§ What you need to do
Go through the records line by line and work out how many lines hold the word "Google". Answer with the number only.

— Start Records for processing —

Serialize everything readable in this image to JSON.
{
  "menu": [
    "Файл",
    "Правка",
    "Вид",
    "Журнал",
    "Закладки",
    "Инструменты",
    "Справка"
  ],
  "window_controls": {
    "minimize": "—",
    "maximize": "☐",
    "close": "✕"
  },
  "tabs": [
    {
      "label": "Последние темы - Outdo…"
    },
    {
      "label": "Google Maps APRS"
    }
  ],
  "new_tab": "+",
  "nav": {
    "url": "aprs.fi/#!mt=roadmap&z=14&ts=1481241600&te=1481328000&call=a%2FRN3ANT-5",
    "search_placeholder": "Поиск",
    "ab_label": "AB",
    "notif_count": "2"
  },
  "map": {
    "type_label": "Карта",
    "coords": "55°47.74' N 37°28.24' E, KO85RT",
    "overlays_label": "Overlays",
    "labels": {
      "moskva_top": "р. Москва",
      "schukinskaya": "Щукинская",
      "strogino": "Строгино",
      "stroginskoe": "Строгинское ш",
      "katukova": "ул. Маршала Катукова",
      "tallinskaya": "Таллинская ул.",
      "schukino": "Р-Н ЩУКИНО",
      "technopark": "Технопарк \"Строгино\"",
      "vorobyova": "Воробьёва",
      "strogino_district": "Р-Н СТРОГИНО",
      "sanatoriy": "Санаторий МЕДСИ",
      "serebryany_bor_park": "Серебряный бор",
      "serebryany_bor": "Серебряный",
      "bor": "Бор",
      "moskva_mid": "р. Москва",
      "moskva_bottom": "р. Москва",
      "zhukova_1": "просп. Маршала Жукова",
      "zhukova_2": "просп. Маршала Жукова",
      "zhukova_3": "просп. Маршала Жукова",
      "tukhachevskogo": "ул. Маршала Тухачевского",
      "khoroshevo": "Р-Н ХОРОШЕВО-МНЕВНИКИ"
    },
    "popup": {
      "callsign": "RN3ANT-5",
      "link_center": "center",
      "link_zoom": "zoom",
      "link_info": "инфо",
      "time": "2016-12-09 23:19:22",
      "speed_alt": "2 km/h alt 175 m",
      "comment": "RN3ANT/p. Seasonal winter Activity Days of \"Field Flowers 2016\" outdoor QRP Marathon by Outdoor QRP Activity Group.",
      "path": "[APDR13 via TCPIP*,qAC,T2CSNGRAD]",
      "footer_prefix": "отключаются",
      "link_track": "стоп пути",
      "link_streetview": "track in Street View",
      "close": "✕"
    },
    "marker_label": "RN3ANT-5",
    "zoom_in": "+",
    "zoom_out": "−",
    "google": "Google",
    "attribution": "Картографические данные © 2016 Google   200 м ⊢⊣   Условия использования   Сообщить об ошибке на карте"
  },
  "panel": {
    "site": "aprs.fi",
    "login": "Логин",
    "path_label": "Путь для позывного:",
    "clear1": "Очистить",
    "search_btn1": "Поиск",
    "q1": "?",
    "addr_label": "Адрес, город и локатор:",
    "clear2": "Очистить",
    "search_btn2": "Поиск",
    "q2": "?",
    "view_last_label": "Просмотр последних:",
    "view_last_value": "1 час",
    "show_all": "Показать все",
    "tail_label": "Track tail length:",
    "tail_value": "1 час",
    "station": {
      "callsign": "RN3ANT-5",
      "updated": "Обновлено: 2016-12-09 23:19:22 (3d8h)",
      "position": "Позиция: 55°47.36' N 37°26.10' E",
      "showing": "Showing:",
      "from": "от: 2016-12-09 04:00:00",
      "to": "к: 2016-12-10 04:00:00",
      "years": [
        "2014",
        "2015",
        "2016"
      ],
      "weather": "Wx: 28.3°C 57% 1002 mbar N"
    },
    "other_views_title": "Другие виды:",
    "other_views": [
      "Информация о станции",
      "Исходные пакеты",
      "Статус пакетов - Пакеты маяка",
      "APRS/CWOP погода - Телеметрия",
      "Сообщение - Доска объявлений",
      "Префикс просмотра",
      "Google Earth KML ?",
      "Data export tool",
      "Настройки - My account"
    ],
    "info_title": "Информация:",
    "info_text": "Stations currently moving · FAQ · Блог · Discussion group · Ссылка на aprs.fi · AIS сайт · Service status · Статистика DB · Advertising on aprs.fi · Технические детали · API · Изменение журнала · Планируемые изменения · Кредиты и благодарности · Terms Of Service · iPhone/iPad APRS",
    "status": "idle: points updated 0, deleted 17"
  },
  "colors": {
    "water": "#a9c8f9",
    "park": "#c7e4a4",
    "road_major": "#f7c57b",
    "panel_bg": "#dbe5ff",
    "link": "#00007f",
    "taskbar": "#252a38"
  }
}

— End Records for processing —

§ Solution
4